EXERCISE GOAL » Everything in the data should be repeated exactly, save for the images.

RECORD EXTRACTS »

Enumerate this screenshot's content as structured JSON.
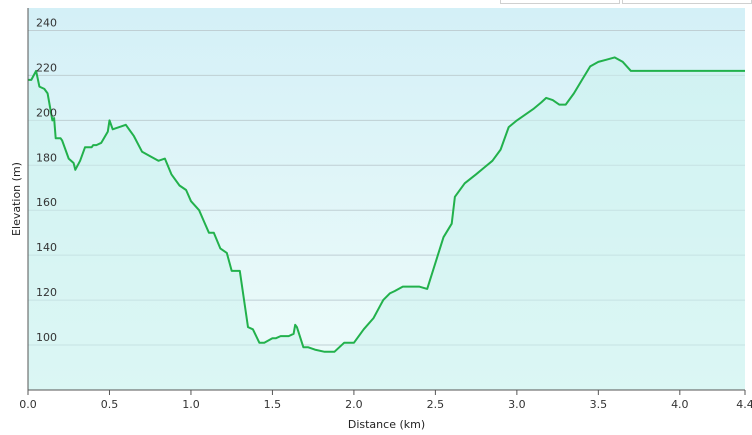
{
  "chart_data": {
    "type": "area",
    "title": "",
    "xlabel": "Distance  (km)",
    "ylabel": "Elevation (m)",
    "xlim": [
      0,
      4.4
    ],
    "ylim": [
      80,
      250
    ],
    "x_ticks": [
      0.0,
      0.5,
      1.0,
      1.5,
      2.0,
      2.5,
      3.0,
      3.5,
      4.0,
      4.4
    ],
    "x_tick_labels": [
      "0.0",
      "0.5",
      "1.0",
      "1.5",
      "2.0",
      "2.5",
      "3.0",
      "3.5",
      "4.0",
      "4.4"
    ],
    "y_ticks": [
      100,
      120,
      140,
      160,
      180,
      200,
      220,
      240
    ],
    "y_tick_labels": [
      "100",
      "120",
      "140",
      "160",
      "180",
      "200",
      "220",
      "240"
    ],
    "grid": true,
    "legend": "none",
    "series": [
      {
        "color": "#22b14c",
        "fill": "#ccf2ee",
        "x": [
          0.0,
          0.02,
          0.05,
          0.07,
          0.1,
          0.12,
          0.15,
          0.16,
          0.17,
          0.2,
          0.21,
          0.25,
          0.28,
          0.29,
          0.32,
          0.35,
          0.39,
          0.4,
          0.42,
          0.45,
          0.49,
          0.5,
          0.52,
          0.56,
          0.6,
          0.65,
          0.7,
          0.75,
          0.8,
          0.84,
          0.88,
          0.93,
          0.97,
          1.0,
          1.05,
          1.08,
          1.11,
          1.14,
          1.18,
          1.22,
          1.25,
          1.3,
          1.35,
          1.38,
          1.42,
          1.45,
          1.5,
          1.52,
          1.55,
          1.6,
          1.63,
          1.64,
          1.65,
          1.69,
          1.72,
          1.76,
          1.82,
          1.88,
          1.94,
          2.0,
          2.06,
          2.12,
          2.18,
          2.22,
          2.25,
          2.3,
          2.4,
          2.45,
          2.55,
          2.6,
          2.62,
          2.68,
          2.75,
          2.8,
          2.85,
          2.9,
          2.95,
          3.0,
          3.1,
          3.15,
          3.18,
          3.22,
          3.26,
          3.3,
          3.35,
          3.4,
          3.45,
          3.5,
          3.55,
          3.6,
          3.65,
          3.7,
          3.75,
          3.8,
          3.85,
          3.9,
          3.95,
          4.0,
          4.05,
          4.1,
          4.15,
          4.2,
          4.25,
          4.28,
          4.3,
          4.35,
          4.4
        ],
        "y": [
          218,
          218,
          222,
          215,
          214,
          212,
          200,
          201,
          192,
          192,
          191,
          183,
          181,
          178,
          182,
          188,
          188,
          189,
          189,
          190,
          195,
          200,
          196,
          197,
          198,
          193,
          186,
          184,
          182,
          183,
          176,
          171,
          169,
          164,
          160,
          155,
          150,
          150,
          143,
          141,
          133,
          133,
          108,
          107,
          101,
          101,
          103,
          103,
          104,
          104,
          105,
          109,
          108,
          99,
          99,
          98,
          97,
          97,
          101,
          101,
          107,
          112,
          120,
          123,
          124,
          126,
          126,
          125,
          148,
          154,
          166,
          172,
          176,
          179,
          182,
          187,
          197,
          200,
          205,
          208,
          210,
          209,
          207,
          207,
          212,
          218,
          224,
          226,
          227,
          228,
          226,
          222,
          222,
          222,
          222,
          222,
          222,
          222,
          222,
          222,
          222,
          222,
          222,
          222,
          222,
          222,
          222
        ]
      }
    ]
  }
}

ANSWER BELOW »
Enumerate this screenshot's content as structured JSON.
{
  "chart_data": {
    "type": "area",
    "title": "",
    "xlabel": "Distance  (km)",
    "ylabel": "Elevation (m)",
    "xlim": [
      0,
      4.4
    ],
    "ylim": [
      80,
      250
    ],
    "x_ticks": [
      0.0,
      0.5,
      1.0,
      1.5,
      2.0,
      2.5,
      3.0,
      3.5,
      4.0,
      4.4
    ],
    "x_tick_labels": [
      "0.0",
      "0.5",
      "1.0",
      "1.5",
      "2.0",
      "2.5",
      "3.0",
      "3.5",
      "4.0",
      "4.4"
    ],
    "y_ticks": [
      100,
      120,
      140,
      160,
      180,
      200,
      220,
      240
    ],
    "y_tick_labels": [
      "100",
      "120",
      "140",
      "160",
      "180",
      "200",
      "220",
      "240"
    ],
    "grid": true,
    "legend": "none",
    "series": [
      {
        "color": "#22b14c",
        "fill": "#ccf2ee",
        "x": [
          0.0,
          0.02,
          0.05,
          0.07,
          0.1,
          0.12,
          0.15,
          0.16,
          0.17,
          0.2,
          0.21,
          0.25,
          0.28,
          0.29,
          0.32,
          0.35,
          0.39,
          0.4,
          0.42,
          0.45,
          0.49,
          0.5,
          0.52,
          0.56,
          0.6,
          0.65,
          0.7,
          0.75,
          0.8,
          0.84,
          0.88,
          0.93,
          0.97,
          1.0,
          1.05,
          1.08,
          1.11,
          1.14,
          1.18,
          1.22,
          1.25,
          1.3,
          1.35,
          1.38,
          1.42,
          1.45,
          1.5,
          1.52,
          1.55,
          1.6,
          1.63,
          1.64,
          1.65,
          1.69,
          1.72,
          1.76,
          1.82,
          1.88,
          1.94,
          2.0,
          2.06,
          2.12,
          2.18,
          2.22,
          2.25,
          2.3,
          2.4,
          2.45,
          2.55,
          2.6,
          2.62,
          2.68,
          2.75,
          2.8,
          2.85,
          2.9,
          2.95,
          3.0,
          3.1,
          3.15,
          3.18,
          3.22,
          3.26,
          3.3,
          3.35,
          3.4,
          3.45,
          3.5,
          3.55,
          3.6,
          3.65,
          3.7,
          3.75,
          3.8,
          3.85,
          3.9,
          3.95,
          4.0,
          4.05,
          4.1,
          4.15,
          4.2,
          4.25,
          4.28,
          4.3,
          4.35,
          4.4
        ],
        "y": [
          218,
          218,
          222,
          215,
          214,
          212,
          200,
          201,
          192,
          192,
          191,
          183,
          181,
          178,
          182,
          188,
          188,
          189,
          189,
          190,
          195,
          200,
          196,
          197,
          198,
          193,
          186,
          184,
          182,
          183,
          176,
          171,
          169,
          164,
          160,
          155,
          150,
          150,
          143,
          141,
          133,
          133,
          108,
          107,
          101,
          101,
          103,
          103,
          104,
          104,
          105,
          109,
          108,
          99,
          99,
          98,
          97,
          97,
          101,
          101,
          107,
          112,
          120,
          123,
          124,
          126,
          126,
          125,
          148,
          154,
          166,
          172,
          176,
          179,
          182,
          187,
          197,
          200,
          205,
          208,
          210,
          209,
          207,
          207,
          212,
          218,
          224,
          226,
          227,
          228,
          226,
          222,
          222,
          222,
          222,
          222,
          222,
          222,
          222,
          222,
          222,
          222,
          222,
          222,
          222,
          222,
          222
        ]
      }
    ]
  }
}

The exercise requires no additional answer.